> **What is asked**
Reproduce every record below exactly as written, but leave out any pictures.

> **Input for this task**

^^^^^^^^

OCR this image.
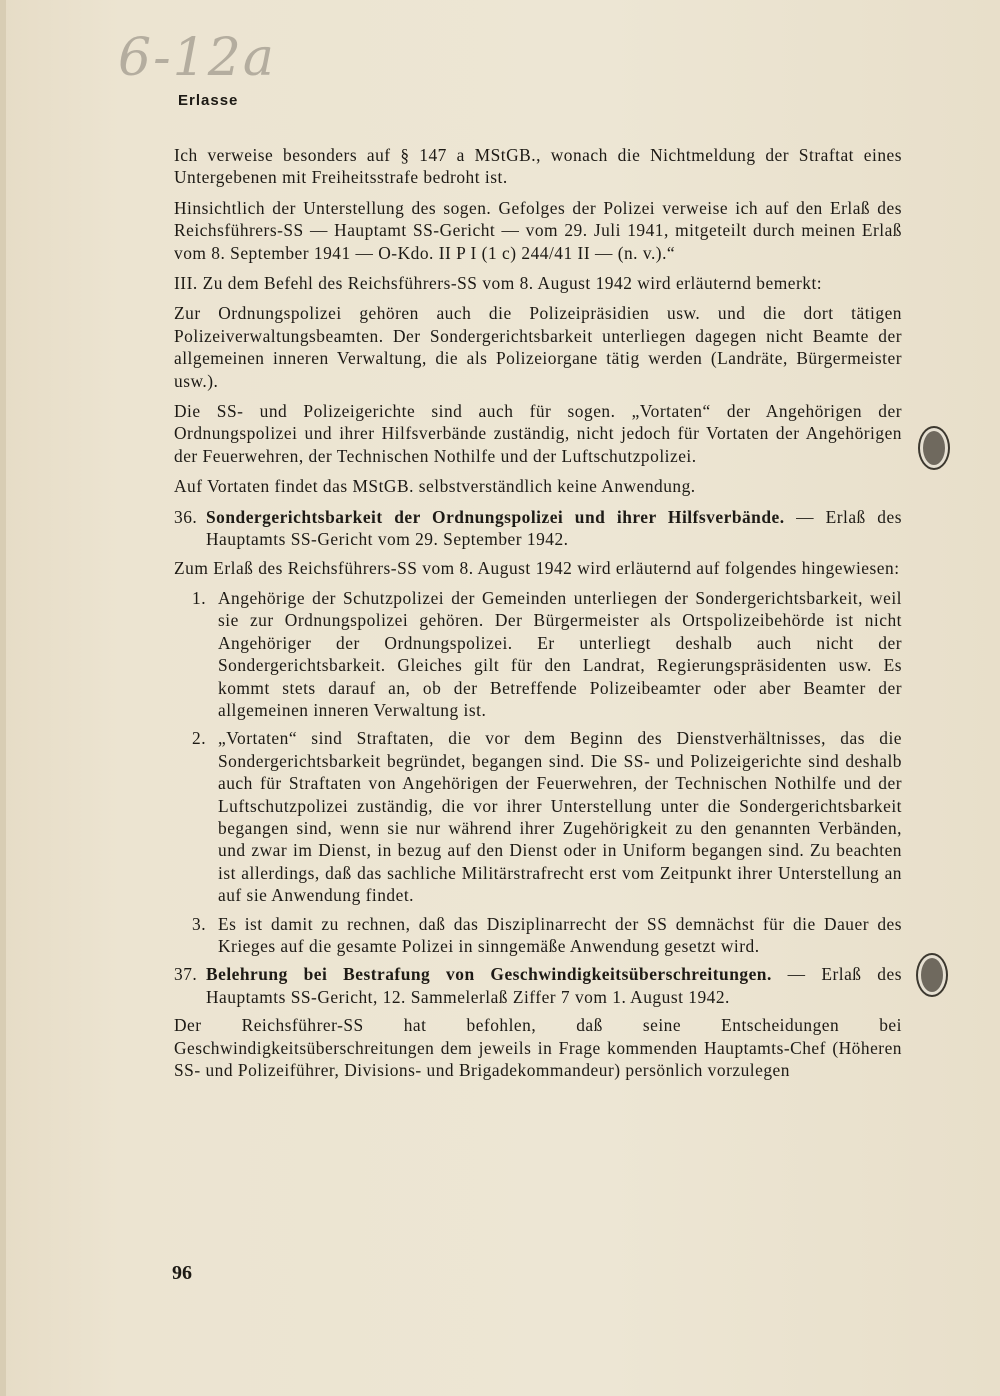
6-12a
Erlasse

Ich verweise besonders auf § 147 a MStGB., wonach die Nichtmeldung der Straftat eines Untergebenen mit Freiheitsstrafe bedroht ist.

Hinsichtlich der Unterstellung des sogen. Gefolges der Polizei verweise ich auf den Erlaß des Reichsführers-SS — Hauptamt SS-Gericht — vom 29. Juli 1941, mitgeteilt durch meinen Erlaß vom 8. September 1941 — O-Kdo. II P I (1 c) 244/41 II — (n. v.).“

III. Zu dem Befehl des Reichsführers-SS vom 8. August 1942 wird erläuternd bemerkt:

Zur Ordnungspolizei gehören auch die Polizeipräsidien usw. und die dort tätigen Polizeiverwaltungsbeamten. Der Sondergerichtsbarkeit unterliegen dagegen nicht Beamte der allgemeinen inneren Verwaltung, die als Polizeiorgane tätig werden (Landräte, Bürgermeister usw.).

Die SS- und Polizeigerichte sind auch für sogen. „Vortaten“ der Angehörigen der Ordnungspolizei und ihrer Hilfsverbände zuständig, nicht jedoch für Vortaten der Angehörigen der Feuerwehren, der Technischen Nothilfe und der Luftschutzpolizei.

Auf Vortaten findet das MStGB. selbstverständlich keine Anwendung.

36. Sondergerichtsbarkeit der Ordnungspolizei und ihrer Hilfsverbände. — Erlaß des Hauptamts SS-Gericht vom 29. September 1942.

Zum Erlaß des Reichsführers-SS vom 8. August 1942 wird erläuternd auf folgendes hingewiesen:

1. Angehörige der Schutzpolizei der Gemeinden unterliegen der Sondergerichtsbarkeit, weil sie zur Ordnungspolizei gehören. Der Bürgermeister als Ortspolizeibehörde ist nicht Angehöriger der Ordnungspolizei. Er unterliegt deshalb auch nicht der Sondergerichtsbarkeit. Gleiches gilt für den Landrat, Regierungspräsidenten usw. Es kommt stets darauf an, ob der Betreffende Polizeibeamter oder aber Beamter der allgemeinen inneren Verwaltung ist.
2. „Vortaten“ sind Straftaten, die vor dem Beginn des Dienstverhältnisses, das die Sondergerichtsbarkeit begründet, begangen sind. Die SS- und Polizeigerichte sind deshalb auch für Straftaten von Angehörigen der Feuerwehren, der Technischen Nothilfe und der Luftschutzpolizei zuständig, die vor ihrer Unterstellung unter die Sondergerichtsbarkeit begangen sind, wenn sie nur während ihrer Zugehörigkeit zu den genannten Verbänden, und zwar im Dienst, in bezug auf den Dienst oder in Uniform begangen sind. Zu beachten ist allerdings, daß das sachliche Militärstrafrecht erst vom Zeitpunkt ihrer Unterstellung an auf sie Anwendung findet.
3. Es ist damit zu rechnen, daß das Disziplinarrecht der SS demnächst für die Dauer des Krieges auf die gesamte Polizei in sinngemäße Anwendung gesetzt wird.
37. Belehrung bei Bestrafung von Geschwindigkeitsüberschreitungen. — Erlaß des Hauptamts SS-Gericht, 12. Sammelerlaß Ziffer 7 vom 1. August 1942.

Der Reichsführer-SS hat befohlen, daß seine Entscheidungen bei Geschwindigkeitsüberschreitungen dem jeweils in Frage kommenden Hauptamts-Chef (Höheren SS- und Polizeiführer, Divisions- und Brigadekommandeur) persönlich vorzulegen

96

^^^^^^^^

> **Exercise response**
OCR this image.
6-12a
Erlasse

Ich verweise besonders auf § 147 a MStGB., wonach die Nichtmeldung der Straftat eines Untergebenen mit Freiheitsstrafe bedroht ist.

Hinsichtlich der Unterstellung des sogen. Gefolges der Polizei verweise ich auf den Erlaß des Reichsführers-SS — Hauptamt SS-Gericht — vom 29. Juli 1941, mitgeteilt durch meinen Erlaß vom 8. September 1941 — O-Kdo. II P I (1 c) 244/41 II — (n. v.).“

III. Zu dem Befehl des Reichsführers-SS vom 8. August 1942 wird erläuternd bemerkt:

Zur Ordnungspolizei gehören auch die Polizeipräsidien usw. und die dort tätigen Polizeiverwaltungsbeamten. Der Sondergerichtsbarkeit unterliegen dagegen nicht Beamte der allgemeinen inneren Verwaltung, die als Polizeiorgane tätig werden (Landräte, Bürgermeister usw.).

Die SS- und Polizeigerichte sind auch für sogen. „Vortaten“ der Angehörigen der Ordnungspolizei und ihrer Hilfsverbände zuständig, nicht jedoch für Vortaten der Angehörigen der Feuerwehren, der Technischen Nothilfe und der Luftschutzpolizei.

Auf Vortaten findet das MStGB. selbstverständlich keine Anwendung.

36. Sondergerichtsbarkeit der Ordnungspolizei und ihrer Hilfsverbände. — Erlaß des Hauptamts SS-Gericht vom 29. September 1942.

Zum Erlaß des Reichsführers-SS vom 8. August 1942 wird erläuternd auf folgendes hingewiesen:

1. Angehörige der Schutzpolizei der Gemeinden unterliegen der Sondergerichtsbarkeit, weil sie zur Ordnungspolizei gehören. Der Bürgermeister als Ortspolizeibehörde ist nicht Angehöriger der Ordnungspolizei. Er unterliegt deshalb auch nicht der Sondergerichtsbarkeit. Gleiches gilt für den Landrat, Regierungspräsidenten usw. Es kommt stets darauf an, ob der Betreffende Polizeibeamter oder aber Beamter der allgemeinen inneren Verwaltung ist.
2. „Vortaten“ sind Straftaten, die vor dem Beginn des Dienstverhältnisses, das die Sondergerichtsbarkeit begründet, begangen sind. Die SS- und Polizeigerichte sind deshalb auch für Straftaten von Angehörigen der Feuerwehren, der Technischen Nothilfe und der Luftschutzpolizei zuständig, die vor ihrer Unterstellung unter die Sondergerichtsbarkeit begangen sind, wenn sie nur während ihrer Zugehörigkeit zu den genannten Verbänden, und zwar im Dienst, in bezug auf den Dienst oder in Uniform begangen sind. Zu beachten ist allerdings, daß das sachliche Militärstrafrecht erst vom Zeitpunkt ihrer Unterstellung an auf sie Anwendung findet.
3. Es ist damit zu rechnen, daß das Disziplinarrecht der SS demnächst für die Dauer des Krieges auf die gesamte Polizei in sinngemäße Anwendung gesetzt wird.
37. Belehrung bei Bestrafung von Geschwindigkeitsüberschreitungen. — Erlaß des Hauptamts SS-Gericht, 12. Sammelerlaß Ziffer 7 vom 1. August 1942.

Der Reichsführer-SS hat befohlen, daß seine Entscheidungen bei Geschwindigkeitsüberschreitungen dem jeweils in Frage kommenden Hauptamts-Chef (Höheren SS- und Polizeiführer, Divisions- und Brigadekommandeur) persönlich vorzulegen

96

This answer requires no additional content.